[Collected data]
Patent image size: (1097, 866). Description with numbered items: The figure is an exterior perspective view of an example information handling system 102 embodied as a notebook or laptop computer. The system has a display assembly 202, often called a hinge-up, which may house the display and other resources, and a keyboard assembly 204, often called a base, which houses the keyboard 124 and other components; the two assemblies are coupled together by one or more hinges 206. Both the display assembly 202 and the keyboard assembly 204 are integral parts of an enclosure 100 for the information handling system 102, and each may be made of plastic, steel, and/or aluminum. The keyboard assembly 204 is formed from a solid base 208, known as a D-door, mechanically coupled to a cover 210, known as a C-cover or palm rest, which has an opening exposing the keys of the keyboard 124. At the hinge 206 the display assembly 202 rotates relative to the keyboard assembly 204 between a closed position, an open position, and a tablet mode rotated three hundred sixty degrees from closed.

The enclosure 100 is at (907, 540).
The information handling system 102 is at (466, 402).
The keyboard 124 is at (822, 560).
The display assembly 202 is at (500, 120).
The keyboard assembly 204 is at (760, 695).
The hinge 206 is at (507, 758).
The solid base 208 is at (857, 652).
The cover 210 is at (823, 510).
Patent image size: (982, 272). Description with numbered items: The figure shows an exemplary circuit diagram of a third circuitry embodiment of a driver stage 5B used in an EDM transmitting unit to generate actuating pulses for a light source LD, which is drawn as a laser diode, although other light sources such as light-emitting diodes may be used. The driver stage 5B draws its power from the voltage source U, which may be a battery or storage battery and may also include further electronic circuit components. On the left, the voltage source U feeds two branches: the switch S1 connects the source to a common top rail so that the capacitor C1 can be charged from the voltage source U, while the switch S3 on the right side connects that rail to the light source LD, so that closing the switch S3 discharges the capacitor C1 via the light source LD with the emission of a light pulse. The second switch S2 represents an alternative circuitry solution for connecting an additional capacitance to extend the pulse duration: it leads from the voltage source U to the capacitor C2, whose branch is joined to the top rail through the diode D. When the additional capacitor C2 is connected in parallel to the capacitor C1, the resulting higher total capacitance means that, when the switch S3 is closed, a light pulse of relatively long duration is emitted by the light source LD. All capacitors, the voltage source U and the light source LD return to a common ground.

_Exercise directions_. Reproduce verbatim the stretch from the start of the entries through the line containing "The cover 210 is at (823, 510).", including both ends.

_Answer for this exercise_.
Patent image size: (1097, 866). Description with numbered items: The figure is an exterior perspective view of an example information handling system 102 embodied as a notebook or laptop computer. The system has a display assembly 202, often called a hinge-up, which may house the display and other resources, and a keyboard assembly 204, often called a base, which houses the keyboard 124 and other components; the two assemblies are coupled together by one or more hinges 206. Both the display assembly 202 and the keyboard assembly 204 are integral parts of an enclosure 100 for the information handling system 102, and each may be made of plastic, steel, and/or aluminum. The keyboard assembly 204 is formed from a solid base 208, known as a D-door, mechanically coupled to a cover 210, known as a C-cover or palm rest, which has an opening exposing the keys of the keyboard 124. At the hinge 206 the display assembly 202 rotates relative to the keyboard assembly 204 between a closed position, an open position, and a tablet mode rotated three hundred sixty degrees from closed.

The enclosure 100 is at (907, 540).
The information handling system 102 is at (466, 402).
The keyboard 124 is at (822, 560).
The display assembly 202 is at (500, 120).
The keyboard assembly 204 is at (760, 695).
The hinge 206 is at (507, 758).
The solid base 208 is at (857, 652).
The cover 210 is at (823, 510).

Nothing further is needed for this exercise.